Exercise → Go through the material below and copy all lines with "that".

Data entries
-- START --
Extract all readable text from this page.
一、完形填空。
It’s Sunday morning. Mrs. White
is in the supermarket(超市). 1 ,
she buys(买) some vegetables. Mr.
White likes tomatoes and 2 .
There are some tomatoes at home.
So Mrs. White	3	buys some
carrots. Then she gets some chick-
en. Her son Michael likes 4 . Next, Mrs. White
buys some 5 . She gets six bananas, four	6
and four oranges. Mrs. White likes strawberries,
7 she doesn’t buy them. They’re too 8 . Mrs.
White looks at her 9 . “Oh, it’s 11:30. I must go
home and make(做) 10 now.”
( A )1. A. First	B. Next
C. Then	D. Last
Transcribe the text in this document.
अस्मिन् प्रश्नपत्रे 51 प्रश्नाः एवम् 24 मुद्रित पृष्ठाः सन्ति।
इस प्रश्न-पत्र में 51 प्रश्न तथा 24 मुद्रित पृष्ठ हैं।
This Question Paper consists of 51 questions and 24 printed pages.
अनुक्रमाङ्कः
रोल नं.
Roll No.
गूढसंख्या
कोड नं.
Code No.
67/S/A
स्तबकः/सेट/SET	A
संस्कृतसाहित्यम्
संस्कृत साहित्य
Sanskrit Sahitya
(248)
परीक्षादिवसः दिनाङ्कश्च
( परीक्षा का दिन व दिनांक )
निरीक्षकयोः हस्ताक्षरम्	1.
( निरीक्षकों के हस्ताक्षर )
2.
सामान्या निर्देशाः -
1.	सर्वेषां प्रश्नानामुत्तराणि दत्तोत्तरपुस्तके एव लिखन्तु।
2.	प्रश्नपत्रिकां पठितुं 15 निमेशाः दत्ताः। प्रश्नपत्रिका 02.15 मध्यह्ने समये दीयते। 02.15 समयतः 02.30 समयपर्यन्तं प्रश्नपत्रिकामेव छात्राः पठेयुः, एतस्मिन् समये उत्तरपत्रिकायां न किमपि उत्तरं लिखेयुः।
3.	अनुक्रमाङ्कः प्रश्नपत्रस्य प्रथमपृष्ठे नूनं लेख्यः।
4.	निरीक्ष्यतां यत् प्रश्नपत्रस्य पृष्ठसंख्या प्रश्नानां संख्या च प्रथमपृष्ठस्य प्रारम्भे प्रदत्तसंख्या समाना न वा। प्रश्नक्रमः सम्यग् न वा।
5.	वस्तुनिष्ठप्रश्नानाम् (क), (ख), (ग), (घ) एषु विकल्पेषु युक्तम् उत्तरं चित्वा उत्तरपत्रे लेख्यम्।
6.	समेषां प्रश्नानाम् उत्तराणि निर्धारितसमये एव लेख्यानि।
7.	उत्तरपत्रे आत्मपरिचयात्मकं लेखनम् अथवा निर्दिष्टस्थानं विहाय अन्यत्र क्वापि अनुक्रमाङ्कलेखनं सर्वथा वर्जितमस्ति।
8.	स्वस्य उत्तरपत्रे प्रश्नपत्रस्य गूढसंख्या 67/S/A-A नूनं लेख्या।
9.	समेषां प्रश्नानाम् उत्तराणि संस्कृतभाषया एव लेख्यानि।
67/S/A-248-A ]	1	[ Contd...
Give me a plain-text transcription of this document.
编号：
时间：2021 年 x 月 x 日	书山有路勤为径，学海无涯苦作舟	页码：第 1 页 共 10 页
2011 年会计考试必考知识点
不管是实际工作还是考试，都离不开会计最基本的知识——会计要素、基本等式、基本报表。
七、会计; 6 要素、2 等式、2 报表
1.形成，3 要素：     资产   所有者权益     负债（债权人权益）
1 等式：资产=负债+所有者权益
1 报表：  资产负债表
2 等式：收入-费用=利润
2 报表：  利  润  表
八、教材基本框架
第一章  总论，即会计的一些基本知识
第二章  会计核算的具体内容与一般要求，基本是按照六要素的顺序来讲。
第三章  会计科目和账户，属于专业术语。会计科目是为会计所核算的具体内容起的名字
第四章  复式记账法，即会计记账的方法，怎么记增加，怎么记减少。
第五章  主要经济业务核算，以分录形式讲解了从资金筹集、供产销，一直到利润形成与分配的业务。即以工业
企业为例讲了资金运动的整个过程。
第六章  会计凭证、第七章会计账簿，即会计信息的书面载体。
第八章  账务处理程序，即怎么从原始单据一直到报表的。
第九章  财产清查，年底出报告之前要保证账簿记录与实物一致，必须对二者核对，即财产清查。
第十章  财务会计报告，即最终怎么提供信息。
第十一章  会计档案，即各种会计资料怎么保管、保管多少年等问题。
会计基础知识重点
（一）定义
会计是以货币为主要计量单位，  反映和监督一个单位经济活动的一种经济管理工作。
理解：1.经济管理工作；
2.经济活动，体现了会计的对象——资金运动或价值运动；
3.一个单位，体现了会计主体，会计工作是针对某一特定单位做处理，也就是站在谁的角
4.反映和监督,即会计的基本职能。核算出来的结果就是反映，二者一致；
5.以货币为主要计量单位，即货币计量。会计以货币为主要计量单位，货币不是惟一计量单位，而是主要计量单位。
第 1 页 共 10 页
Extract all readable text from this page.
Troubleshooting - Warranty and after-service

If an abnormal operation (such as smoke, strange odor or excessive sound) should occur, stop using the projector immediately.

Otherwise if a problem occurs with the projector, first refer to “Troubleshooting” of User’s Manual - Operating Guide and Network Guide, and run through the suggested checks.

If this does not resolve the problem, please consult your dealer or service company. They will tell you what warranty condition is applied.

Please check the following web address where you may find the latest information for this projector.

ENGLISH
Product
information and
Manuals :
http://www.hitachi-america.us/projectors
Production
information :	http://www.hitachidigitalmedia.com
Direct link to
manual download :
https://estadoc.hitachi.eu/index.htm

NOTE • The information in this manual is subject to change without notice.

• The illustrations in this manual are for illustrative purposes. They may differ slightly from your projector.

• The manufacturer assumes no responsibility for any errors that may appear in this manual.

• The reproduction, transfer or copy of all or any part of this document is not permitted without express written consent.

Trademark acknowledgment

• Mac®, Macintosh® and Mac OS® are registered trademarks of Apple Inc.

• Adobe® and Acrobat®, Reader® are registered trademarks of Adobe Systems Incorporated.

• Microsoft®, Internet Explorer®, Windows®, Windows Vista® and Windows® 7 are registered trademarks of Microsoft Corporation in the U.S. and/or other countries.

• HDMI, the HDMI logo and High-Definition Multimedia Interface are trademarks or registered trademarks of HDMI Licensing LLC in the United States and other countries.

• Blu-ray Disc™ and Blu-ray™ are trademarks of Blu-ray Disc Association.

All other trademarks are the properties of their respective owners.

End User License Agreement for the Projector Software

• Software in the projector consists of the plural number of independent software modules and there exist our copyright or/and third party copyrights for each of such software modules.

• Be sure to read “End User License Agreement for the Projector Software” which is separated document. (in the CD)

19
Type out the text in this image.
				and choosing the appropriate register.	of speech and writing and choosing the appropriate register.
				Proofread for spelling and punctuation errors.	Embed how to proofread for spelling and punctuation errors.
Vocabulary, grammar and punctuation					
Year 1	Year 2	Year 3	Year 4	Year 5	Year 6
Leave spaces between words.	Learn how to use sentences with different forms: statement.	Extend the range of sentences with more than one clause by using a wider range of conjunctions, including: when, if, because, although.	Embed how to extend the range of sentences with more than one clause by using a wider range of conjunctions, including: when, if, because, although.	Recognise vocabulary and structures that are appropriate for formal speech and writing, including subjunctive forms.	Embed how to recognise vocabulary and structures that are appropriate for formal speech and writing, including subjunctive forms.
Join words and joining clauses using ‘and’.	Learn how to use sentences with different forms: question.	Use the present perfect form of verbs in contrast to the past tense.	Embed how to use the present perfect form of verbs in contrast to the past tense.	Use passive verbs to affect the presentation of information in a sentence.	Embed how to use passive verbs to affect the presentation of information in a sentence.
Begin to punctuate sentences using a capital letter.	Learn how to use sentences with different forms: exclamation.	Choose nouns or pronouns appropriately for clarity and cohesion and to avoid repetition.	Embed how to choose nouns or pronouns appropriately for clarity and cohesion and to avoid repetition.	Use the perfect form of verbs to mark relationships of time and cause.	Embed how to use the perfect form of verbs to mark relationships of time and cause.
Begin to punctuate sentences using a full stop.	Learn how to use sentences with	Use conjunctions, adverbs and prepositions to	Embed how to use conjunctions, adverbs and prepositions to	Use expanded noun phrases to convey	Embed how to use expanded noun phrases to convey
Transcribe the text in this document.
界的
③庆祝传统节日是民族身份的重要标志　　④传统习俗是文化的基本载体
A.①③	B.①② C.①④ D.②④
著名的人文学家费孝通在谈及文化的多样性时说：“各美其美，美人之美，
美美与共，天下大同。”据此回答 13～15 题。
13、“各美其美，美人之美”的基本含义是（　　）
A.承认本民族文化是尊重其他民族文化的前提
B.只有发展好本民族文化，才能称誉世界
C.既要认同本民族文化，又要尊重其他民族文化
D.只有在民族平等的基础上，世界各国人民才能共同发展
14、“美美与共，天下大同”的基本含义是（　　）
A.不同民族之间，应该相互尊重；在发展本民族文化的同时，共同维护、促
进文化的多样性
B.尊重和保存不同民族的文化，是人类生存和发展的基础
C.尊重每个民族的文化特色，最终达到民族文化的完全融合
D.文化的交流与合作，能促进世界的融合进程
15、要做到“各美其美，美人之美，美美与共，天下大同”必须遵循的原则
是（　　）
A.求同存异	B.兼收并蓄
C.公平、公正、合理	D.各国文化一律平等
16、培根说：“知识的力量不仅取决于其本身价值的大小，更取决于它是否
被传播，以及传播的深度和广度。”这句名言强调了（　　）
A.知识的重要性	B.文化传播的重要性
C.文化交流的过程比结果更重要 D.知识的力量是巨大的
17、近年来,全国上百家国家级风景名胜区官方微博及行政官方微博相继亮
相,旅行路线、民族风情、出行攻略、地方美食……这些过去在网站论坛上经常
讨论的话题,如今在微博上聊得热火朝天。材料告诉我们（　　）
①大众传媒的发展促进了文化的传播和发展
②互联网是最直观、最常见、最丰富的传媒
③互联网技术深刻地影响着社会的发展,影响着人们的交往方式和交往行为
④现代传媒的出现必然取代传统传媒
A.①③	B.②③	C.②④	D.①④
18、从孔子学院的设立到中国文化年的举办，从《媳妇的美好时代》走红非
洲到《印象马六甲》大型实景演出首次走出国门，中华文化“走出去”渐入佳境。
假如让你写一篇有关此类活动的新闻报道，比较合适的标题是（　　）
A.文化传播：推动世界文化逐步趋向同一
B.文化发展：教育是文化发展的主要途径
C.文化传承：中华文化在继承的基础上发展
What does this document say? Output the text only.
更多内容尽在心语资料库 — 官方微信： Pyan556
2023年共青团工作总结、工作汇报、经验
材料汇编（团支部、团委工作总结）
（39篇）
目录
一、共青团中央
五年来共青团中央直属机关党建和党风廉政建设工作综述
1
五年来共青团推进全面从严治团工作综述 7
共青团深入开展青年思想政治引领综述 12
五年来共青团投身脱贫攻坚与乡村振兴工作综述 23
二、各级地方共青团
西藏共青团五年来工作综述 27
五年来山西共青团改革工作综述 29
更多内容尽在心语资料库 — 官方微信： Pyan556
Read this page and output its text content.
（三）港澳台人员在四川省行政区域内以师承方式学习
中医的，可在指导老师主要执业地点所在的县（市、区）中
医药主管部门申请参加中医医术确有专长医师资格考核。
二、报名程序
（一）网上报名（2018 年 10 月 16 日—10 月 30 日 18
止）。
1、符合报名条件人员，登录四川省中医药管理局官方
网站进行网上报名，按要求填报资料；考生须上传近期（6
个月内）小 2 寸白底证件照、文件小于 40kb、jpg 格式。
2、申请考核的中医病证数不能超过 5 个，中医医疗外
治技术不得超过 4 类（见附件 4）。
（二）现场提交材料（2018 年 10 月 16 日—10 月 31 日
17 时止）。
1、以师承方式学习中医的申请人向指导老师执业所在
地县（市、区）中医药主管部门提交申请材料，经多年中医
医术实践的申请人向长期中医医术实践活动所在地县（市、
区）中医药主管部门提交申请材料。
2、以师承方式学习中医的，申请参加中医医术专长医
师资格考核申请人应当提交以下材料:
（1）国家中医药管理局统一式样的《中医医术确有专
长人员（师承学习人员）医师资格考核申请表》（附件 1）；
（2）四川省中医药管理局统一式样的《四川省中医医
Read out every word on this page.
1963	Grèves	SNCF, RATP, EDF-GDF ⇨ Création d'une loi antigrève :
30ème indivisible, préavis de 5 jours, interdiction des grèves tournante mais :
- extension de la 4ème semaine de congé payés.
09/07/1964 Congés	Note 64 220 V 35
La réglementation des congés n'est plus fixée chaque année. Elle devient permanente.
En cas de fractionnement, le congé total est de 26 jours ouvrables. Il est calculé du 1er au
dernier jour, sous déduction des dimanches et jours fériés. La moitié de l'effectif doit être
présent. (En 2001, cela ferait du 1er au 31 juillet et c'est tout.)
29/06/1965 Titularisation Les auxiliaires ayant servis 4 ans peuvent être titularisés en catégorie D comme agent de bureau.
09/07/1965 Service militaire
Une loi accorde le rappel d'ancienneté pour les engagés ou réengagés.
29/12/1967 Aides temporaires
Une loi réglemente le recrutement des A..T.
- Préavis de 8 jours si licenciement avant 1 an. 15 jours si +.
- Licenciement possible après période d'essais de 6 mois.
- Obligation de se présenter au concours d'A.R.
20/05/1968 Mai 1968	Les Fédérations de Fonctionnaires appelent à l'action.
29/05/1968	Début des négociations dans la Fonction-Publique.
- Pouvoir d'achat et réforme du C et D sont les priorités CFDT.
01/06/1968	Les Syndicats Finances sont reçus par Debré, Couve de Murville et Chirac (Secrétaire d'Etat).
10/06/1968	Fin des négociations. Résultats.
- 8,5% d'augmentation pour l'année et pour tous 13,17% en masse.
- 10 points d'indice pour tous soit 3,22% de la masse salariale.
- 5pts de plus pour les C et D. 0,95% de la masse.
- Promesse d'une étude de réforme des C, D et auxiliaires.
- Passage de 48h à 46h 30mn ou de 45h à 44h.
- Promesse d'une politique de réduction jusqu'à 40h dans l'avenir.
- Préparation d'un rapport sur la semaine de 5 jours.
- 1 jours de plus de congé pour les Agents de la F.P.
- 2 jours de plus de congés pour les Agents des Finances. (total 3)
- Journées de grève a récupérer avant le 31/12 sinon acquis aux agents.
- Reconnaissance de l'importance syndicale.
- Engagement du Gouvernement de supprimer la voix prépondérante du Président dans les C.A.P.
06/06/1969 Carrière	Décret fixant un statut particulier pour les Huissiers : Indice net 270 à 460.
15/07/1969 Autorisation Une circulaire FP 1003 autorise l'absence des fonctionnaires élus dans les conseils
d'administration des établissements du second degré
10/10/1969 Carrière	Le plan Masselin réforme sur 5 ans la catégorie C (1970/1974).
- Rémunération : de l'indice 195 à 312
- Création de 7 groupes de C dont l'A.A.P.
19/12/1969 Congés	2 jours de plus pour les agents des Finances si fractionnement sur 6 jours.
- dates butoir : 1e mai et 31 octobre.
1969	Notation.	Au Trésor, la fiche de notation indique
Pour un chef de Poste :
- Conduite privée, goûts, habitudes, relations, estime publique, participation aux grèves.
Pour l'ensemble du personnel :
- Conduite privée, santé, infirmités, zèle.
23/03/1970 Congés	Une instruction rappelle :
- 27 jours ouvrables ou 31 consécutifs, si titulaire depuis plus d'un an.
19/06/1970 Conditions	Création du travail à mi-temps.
-- END --
Answer to this problem →
• The manufacturer assumes no responsibility for any errors that may appear in this manual.
Leave spaces between words.	Learn how to use sentences with different forms: statement.	Extend the range of sentences with more than one clause by using a wider range of conjunctions, including: when, if, because, although.	Embed how to extend the range of sentences with more than one clause by using a wider range of conjunctions, including: when, if, because, although.	Recognise vocabulary and structures that are appropriate for formal speech and writing, including subjunctive forms.	Embed how to recognise vocabulary and structures that are appropriate for formal speech and writing, including subjunctive forms.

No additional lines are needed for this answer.